=== MATERIAL FOR THE TASK ===

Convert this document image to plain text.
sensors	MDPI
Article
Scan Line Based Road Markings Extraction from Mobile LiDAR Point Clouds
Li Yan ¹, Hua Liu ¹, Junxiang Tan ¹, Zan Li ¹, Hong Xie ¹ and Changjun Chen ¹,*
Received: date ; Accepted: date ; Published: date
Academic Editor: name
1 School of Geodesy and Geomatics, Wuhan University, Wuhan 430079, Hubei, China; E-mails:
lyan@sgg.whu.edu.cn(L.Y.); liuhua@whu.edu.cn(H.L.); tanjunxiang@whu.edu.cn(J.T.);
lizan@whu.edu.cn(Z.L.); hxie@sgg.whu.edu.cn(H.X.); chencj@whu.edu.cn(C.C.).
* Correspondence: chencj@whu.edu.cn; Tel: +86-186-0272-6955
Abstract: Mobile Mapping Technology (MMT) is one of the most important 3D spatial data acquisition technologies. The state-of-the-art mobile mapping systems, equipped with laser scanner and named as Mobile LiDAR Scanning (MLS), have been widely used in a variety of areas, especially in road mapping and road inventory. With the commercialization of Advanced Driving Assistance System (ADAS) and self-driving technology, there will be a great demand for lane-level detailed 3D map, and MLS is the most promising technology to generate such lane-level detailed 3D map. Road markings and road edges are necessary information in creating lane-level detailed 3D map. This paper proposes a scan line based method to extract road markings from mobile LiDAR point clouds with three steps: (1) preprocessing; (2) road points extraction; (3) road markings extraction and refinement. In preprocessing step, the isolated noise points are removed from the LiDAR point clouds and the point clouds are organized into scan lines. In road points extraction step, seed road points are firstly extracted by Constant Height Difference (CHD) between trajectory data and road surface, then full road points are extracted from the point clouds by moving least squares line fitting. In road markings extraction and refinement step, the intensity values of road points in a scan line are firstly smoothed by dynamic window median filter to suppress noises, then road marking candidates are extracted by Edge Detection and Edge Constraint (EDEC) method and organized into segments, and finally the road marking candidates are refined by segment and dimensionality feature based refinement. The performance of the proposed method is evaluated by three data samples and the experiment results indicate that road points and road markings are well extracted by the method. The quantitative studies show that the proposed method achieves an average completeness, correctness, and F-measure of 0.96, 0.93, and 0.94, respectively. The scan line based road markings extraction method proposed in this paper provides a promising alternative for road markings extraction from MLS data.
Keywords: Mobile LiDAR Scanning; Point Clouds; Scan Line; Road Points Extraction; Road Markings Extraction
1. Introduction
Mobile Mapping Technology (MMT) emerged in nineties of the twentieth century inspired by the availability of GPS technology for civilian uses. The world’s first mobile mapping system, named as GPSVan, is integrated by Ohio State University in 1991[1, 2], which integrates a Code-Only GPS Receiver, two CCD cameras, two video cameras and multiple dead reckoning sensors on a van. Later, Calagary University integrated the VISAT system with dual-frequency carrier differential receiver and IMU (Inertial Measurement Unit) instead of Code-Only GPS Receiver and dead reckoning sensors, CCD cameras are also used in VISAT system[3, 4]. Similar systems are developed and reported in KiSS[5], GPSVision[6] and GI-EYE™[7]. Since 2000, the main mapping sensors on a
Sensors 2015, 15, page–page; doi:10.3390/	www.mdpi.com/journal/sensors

===

▸ **GIVEN REQUEST**: Copy each entry exactly, with nothing added or dropped.

▸ **ANSWER TO THE EXERCISE**:
Convert this document image to plain text.
sensors	MDPI
Article
Scan Line Based Road Markings Extraction from Mobile LiDAR Point Clouds
Li Yan ¹, Hua Liu ¹, Junxiang Tan ¹, Zan Li ¹, Hong Xie ¹ and Changjun Chen ¹,*
Received: date ; Accepted: date ; Published: date
Academic Editor: name
1 School of Geodesy and Geomatics, Wuhan University, Wuhan 430079, Hubei, China; E-mails:
lyan@sgg.whu.edu.cn(L.Y.); liuhua@whu.edu.cn(H.L.); tanjunxiang@whu.edu.cn(J.T.);
lizan@whu.edu.cn(Z.L.); hxie@sgg.whu.edu.cn(H.X.); chencj@whu.edu.cn(C.C.).
* Correspondence: chencj@whu.edu.cn; Tel: +86-186-0272-6955
Abstract: Mobile Mapping Technology (MMT) is one of the most important 3D spatial data acquisition technologies. The state-of-the-art mobile mapping systems, equipped with laser scanner and named as Mobile LiDAR Scanning (MLS), have been widely used in a variety of areas, especially in road mapping and road inventory. With the commercialization of Advanced Driving Assistance System (ADAS) and self-driving technology, there will be a great demand for lane-level detailed 3D map, and MLS is the most promising technology to generate such lane-level detailed 3D map. Road markings and road edges are necessary information in creating lane-level detailed 3D map. This paper proposes a scan line based method to extract road markings from mobile LiDAR point clouds with three steps: (1) preprocessing; (2) road points extraction; (3) road markings extraction and refinement. In preprocessing step, the isolated noise points are removed from the LiDAR point clouds and the point clouds are organized into scan lines. In road points extraction step, seed road points are firstly extracted by Constant Height Difference (CHD) between trajectory data and road surface, then full road points are extracted from the point clouds by moving least squares line fitting. In road markings extraction and refinement step, the intensity values of road points in a scan line are firstly smoothed by dynamic window median filter to suppress noises, then road marking candidates are extracted by Edge Detection and Edge Constraint (EDEC) method and organized into segments, and finally the road marking candidates are refined by segment and dimensionality feature based refinement. The performance of the proposed method is evaluated by three data samples and the experiment results indicate that road points and road markings are well extracted by the method. The quantitative studies show that the proposed method achieves an average completeness, correctness, and F-measure of 0.96, 0.93, and 0.94, respectively. The scan line based road markings extraction method proposed in this paper provides a promising alternative for road markings extraction from MLS data.
Keywords: Mobile LiDAR Scanning; Point Clouds; Scan Line; Road Points Extraction; Road Markings Extraction
1. Introduction
Mobile Mapping Technology (MMT) emerged in nineties of the twentieth century inspired by the availability of GPS technology for civilian uses. The world’s first mobile mapping system, named as GPSVan, is integrated by Ohio State University in 1991[1, 2], which integrates a Code-Only GPS Receiver, two CCD cameras, two video cameras and multiple dead reckoning sensors on a van. Later, Calagary University integrated the VISAT system with dual-frequency carrier differential receiver and IMU (Inertial Measurement Unit) instead of Code-Only GPS Receiver and dead reckoning sensors, CCD cameras are also used in VISAT system[3, 4]. Similar systems are developed and reported in KiSS[5], GPSVision[6] and GI-EYE™[7]. Since 2000, the main mapping sensors on a
Sensors 2015, 15, page–page; doi:10.3390/	www.mdpi.com/journal/sensors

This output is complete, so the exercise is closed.